◆ What needs to be done
Check each line of the data for "Обновить" and select those that have it.

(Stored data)
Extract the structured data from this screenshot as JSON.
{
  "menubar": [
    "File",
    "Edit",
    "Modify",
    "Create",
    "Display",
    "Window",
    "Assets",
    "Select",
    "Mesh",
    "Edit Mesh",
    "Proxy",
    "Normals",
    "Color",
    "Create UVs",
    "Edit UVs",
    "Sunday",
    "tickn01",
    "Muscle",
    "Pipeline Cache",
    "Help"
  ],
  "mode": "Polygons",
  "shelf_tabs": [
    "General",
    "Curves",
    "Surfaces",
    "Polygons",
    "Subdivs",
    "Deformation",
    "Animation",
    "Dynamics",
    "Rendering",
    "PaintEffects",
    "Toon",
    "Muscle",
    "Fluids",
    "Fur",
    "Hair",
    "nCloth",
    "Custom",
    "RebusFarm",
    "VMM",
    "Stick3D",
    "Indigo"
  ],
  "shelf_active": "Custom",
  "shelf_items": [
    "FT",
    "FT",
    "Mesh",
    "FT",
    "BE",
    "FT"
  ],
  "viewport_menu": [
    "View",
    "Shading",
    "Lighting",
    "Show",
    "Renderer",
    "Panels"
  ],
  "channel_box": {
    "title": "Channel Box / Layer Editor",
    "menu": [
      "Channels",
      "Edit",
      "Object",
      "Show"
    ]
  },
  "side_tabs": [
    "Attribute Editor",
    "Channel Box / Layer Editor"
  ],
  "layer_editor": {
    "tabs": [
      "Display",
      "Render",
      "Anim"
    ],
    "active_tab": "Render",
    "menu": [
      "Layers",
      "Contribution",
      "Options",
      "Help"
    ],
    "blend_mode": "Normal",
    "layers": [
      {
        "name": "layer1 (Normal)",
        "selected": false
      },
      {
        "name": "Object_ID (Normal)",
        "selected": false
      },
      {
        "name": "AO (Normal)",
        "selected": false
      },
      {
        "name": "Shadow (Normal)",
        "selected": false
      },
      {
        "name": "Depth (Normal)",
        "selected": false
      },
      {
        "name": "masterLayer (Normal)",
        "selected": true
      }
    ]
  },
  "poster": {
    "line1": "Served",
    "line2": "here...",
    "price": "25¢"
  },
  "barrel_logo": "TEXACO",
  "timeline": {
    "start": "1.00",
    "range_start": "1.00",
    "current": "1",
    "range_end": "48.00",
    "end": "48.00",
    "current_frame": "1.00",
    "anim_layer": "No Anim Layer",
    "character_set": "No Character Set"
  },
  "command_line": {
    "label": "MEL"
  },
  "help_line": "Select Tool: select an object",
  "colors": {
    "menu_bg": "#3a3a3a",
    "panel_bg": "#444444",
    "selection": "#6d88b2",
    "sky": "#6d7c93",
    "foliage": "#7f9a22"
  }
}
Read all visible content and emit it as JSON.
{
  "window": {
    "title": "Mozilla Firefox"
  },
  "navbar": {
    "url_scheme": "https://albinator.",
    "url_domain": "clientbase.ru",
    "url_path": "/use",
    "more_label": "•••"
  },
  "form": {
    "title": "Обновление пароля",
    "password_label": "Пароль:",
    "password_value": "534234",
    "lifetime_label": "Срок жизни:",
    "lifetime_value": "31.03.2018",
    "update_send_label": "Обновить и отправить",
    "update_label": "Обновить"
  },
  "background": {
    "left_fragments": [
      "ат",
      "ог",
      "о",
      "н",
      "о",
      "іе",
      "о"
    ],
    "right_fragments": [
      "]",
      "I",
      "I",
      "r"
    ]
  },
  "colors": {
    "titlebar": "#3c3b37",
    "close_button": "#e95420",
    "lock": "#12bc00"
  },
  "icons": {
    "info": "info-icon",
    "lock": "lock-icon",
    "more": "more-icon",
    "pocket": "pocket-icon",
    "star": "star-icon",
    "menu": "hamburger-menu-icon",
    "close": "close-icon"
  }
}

◆ Solution to this task
    "update_send_label": "Обновить и отправить",
    "update_label": "Обновить"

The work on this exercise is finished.